• Directive: Within the listing below, locate all lines containing the word "JSON". Copy each one.

== Information given ==

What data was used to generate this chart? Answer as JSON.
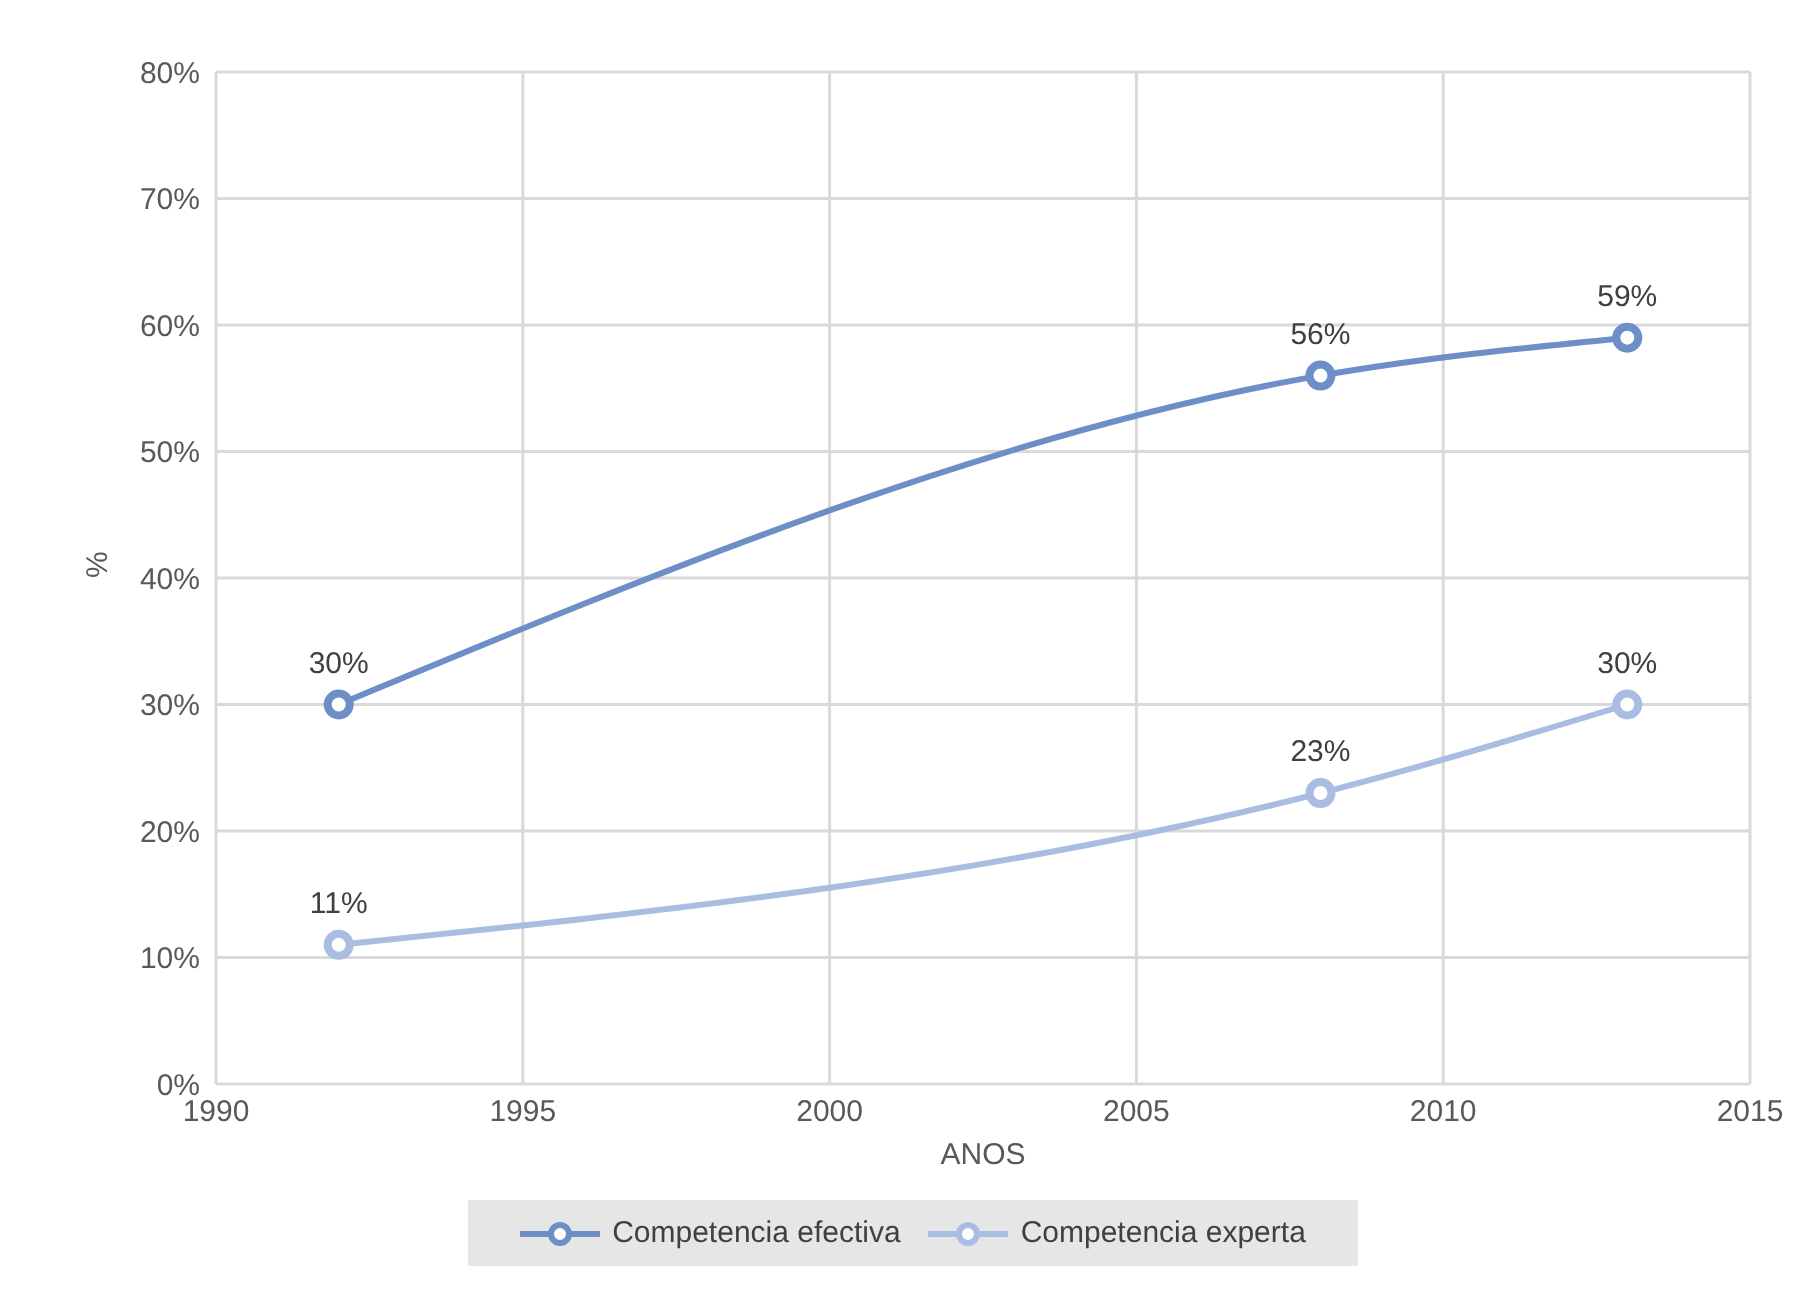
{
  "chart_data": {
    "type": "line",
    "xlabel": "ANOS",
    "ylabel": "%",
    "x": [
      1992,
      2008,
      2013
    ],
    "series": [
      {
        "name": "Competencia efectiva",
        "color": "#6d8ec6",
        "values": [
          30,
          56,
          59
        ],
        "value_labels": [
          "30%",
          "56%",
          "59%"
        ]
      },
      {
        "name": "Competencia experta",
        "color": "#a9bde3",
        "values": [
          11,
          23,
          30
        ],
        "value_labels": [
          "11%",
          "23%",
          "30%"
        ]
      }
    ],
    "xlim": [
      1990,
      2015
    ],
    "xticks": [
      1990,
      1995,
      2000,
      2005,
      2010,
      2015
    ],
    "ylim": [
      0,
      80
    ],
    "yticks": [
      {
        "value": 0,
        "label": "0%"
      },
      {
        "value": 10,
        "label": "10%"
      },
      {
        "value": 20,
        "label": "20%"
      },
      {
        "value": 30,
        "label": "30%"
      },
      {
        "value": 40,
        "label": "40%"
      },
      {
        "value": 50,
        "label": "50%"
      },
      {
        "value": 60,
        "label": "60%"
      },
      {
        "value": 70,
        "label": "70%"
      },
      {
        "value": 80,
        "label": "80%"
      }
    ],
    "grid": true,
    "legend": "bottom",
    "marker": "circle",
    "line_style": "solid"
  }
}
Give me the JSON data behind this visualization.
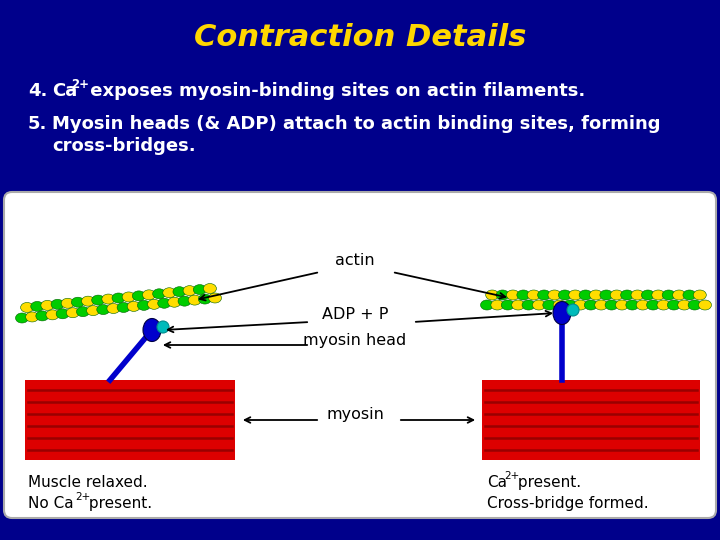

===

• The response:
What data was used to generate this chart? Answer as JSON.
Give me the JSON data behind this visualization.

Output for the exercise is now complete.